* **YOUR TASK**: Return the records exactly as they are.

* **Figure contents as structured data**:
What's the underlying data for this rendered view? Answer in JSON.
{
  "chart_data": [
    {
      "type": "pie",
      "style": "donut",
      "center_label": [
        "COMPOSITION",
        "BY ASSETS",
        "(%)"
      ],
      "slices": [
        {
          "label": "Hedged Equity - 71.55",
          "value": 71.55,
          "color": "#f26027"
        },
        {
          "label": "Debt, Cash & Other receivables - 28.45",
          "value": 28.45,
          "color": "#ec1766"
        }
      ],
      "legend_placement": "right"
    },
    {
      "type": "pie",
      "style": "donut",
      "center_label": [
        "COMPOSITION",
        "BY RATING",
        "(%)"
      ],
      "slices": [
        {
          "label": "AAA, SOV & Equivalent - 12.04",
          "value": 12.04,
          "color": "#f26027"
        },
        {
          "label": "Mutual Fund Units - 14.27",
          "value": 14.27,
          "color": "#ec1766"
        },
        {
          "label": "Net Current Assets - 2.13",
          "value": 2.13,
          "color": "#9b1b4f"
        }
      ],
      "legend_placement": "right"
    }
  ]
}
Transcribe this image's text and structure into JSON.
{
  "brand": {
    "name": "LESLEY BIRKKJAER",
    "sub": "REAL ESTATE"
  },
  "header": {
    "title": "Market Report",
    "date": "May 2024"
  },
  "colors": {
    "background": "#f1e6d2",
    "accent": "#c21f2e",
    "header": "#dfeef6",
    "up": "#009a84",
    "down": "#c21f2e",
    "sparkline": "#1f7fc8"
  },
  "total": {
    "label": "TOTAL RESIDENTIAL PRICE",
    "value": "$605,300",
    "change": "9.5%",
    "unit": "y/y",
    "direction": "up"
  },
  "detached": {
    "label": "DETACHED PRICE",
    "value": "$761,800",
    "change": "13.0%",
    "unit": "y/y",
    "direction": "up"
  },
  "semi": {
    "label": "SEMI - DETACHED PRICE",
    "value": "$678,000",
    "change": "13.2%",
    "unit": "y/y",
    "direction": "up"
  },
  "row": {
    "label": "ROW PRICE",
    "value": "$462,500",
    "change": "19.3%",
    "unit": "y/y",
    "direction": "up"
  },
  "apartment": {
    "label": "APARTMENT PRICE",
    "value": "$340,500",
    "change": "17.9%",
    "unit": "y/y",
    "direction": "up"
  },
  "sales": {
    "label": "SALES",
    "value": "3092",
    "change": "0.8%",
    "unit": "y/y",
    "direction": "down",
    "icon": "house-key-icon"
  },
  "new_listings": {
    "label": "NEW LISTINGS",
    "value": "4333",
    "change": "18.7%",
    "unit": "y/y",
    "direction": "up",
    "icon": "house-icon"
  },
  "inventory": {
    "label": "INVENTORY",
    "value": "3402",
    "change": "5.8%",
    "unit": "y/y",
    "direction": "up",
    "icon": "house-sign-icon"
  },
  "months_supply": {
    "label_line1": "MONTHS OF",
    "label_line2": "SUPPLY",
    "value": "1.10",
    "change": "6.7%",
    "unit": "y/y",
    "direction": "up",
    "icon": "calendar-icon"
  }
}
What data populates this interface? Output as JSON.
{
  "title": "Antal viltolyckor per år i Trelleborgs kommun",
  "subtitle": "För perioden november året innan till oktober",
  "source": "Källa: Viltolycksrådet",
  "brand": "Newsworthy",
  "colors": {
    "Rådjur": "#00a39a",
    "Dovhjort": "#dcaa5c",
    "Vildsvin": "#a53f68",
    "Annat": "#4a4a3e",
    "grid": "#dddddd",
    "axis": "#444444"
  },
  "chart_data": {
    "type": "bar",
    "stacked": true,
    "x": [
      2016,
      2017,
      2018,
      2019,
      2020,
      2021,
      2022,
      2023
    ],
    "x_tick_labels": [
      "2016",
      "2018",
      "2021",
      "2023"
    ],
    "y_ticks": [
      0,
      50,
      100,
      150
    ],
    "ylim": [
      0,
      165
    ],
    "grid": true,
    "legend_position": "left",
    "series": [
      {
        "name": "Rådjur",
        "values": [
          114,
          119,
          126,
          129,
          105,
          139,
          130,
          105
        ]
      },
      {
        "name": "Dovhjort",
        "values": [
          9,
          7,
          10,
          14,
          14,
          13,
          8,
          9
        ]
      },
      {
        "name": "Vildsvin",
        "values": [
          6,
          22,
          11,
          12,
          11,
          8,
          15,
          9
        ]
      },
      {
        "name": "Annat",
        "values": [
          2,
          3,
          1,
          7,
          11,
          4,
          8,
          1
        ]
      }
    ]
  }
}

* **RESULT OF THIS EXERCISE**:
What's the underlying data for this rendered view? Answer in JSON.
{
  "chart_data": [
    {
      "type": "pie",
      "style": "donut",
      "center_label": [
        "COMPOSITION",
        "BY ASSETS",
        "(%)"
      ],
      "slices": [
        {
          "label": "Hedged Equity - 71.55",
          "value": 71.55,
          "color": "#f26027"
        },
        {
          "label": "Debt, Cash & Other receivables - 28.45",
          "value": 28.45,
          "color": "#ec1766"
        }
      ],
      "legend_placement": "right"
    },
    {
      "type": "pie",
      "style": "donut",
      "center_label": [
        "COMPOSITION",
        "BY RATING",
        "(%)"
      ],
      "slices": [
        {
          "label": "AAA, SOV & Equivalent - 12.04",
          "value": 12.04,
          "color": "#f26027"
        },
        {
          "label": "Mutual Fund Units - 14.27",
          "value": 14.27,
          "color": "#ec1766"
        },
        {
          "label": "Net Current Assets - 2.13",
          "value": 2.13,
          "color": "#9b1b4f"
        }
      ],
      "legend_placement": "right"
    }
  ]
}
Transcribe this image's text and structure into JSON.
{
  "brand": {
    "name": "LESLEY BIRKKJAER",
    "sub": "REAL ESTATE"
  },
  "header": {
    "title": "Market Report",
    "date": "May 2024"
  },
  "colors": {
    "background": "#f1e6d2",
    "accent": "#c21f2e",
    "header": "#dfeef6",
    "up": "#009a84",
    "down": "#c21f2e",
    "sparkline": "#1f7fc8"
  },
  "total": {
    "label": "TOTAL RESIDENTIAL PRICE",
    "value": "$605,300",
    "change": "9.5%",
    "unit": "y/y",
    "direction": "up"
  },
  "detached": {
    "label": "DETACHED PRICE",
    "value": "$761,800",
    "change": "13.0%",
    "unit": "y/y",
    "direction": "up"
  },
  "semi": {
    "label": "SEMI - DETACHED PRICE",
    "value": "$678,000",
    "change": "13.2%",
    "unit": "y/y",
    "direction": "up"
  },
  "row": {
    "label": "ROW PRICE",
    "value": "$462,500",
    "change": "19.3%",
    "unit": "y/y",
    "direction": "up"
  },
  "apartment": {
    "label": "APARTMENT PRICE",
    "value": "$340,500",
    "change": "17.9%",
    "unit": "y/y",
    "direction": "up"
  },
  "sales": {
    "label": "SALES",
    "value": "3092",
    "change": "0.8%",
    "unit": "y/y",
    "direction": "down",
    "icon": "house-key-icon"
  },
  "new_listings": {
    "label": "NEW LISTINGS",
    "value": "4333",
    "change": "18.7%",
    "unit": "y/y",
    "direction": "up",
    "icon": "house-icon"
  },
  "inventory": {
    "label": "INVENTORY",
    "value": "3402",
    "change": "5.8%",
    "unit": "y/y",
    "direction": "up",
    "icon": "house-sign-icon"
  },
  "months_supply": {
    "label_line1": "MONTHS OF",
    "label_line2": "SUPPLY",
    "value": "1.10",
    "change": "6.7%",
    "unit": "y/y",
    "direction": "up",
    "icon": "calendar-icon"
  }
}
What data populates this interface? Output as JSON.
{
  "title": "Antal viltolyckor per år i Trelleborgs kommun",
  "subtitle": "För perioden november året innan till oktober",
  "source": "Källa: Viltolycksrådet",
  "brand": "Newsworthy",
  "colors": {
    "Rådjur": "#00a39a",
    "Dovhjort": "#dcaa5c",
    "Vildsvin": "#a53f68",
    "Annat": "#4a4a3e",
    "grid": "#dddddd",
    "axis": "#444444"
  },
  "chart_data": {
    "type": "bar",
    "stacked": true,
    "x": [
      2016,
      2017,
      2018,
      2019,
      2020,
      2021,
      2022,
      2023
    ],
    "x_tick_labels": [
      "2016",
      "2018",
      "2021",
      "2023"
    ],
    "y_ticks": [
      0,
      50,
      100,
      150
    ],
    "ylim": [
      0,
      165
    ],
    "grid": true,
    "legend_position": "left",
    "series": [
      {
        "name": "Rådjur",
        "values": [
          114,
          119,
          126,
          129,
          105,
          139,
          130,
          105
        ]
      },
      {
        "name": "Dovhjort",
        "values": [
          9,
          7,
          10,
          14,
          14,
          13,
          8,
          9
        ]
      },
      {
        "name": "Vildsvin",
        "values": [
          6,
          22,
          11,
          12,
          11,
          8,
          15,
          9
        ]
      },
      {
        "name": "Annat",
        "values": [
          2,
          3,
          1,
          7,
          11,
          4,
          8,
          1
        ]
      }
    ]
  }
}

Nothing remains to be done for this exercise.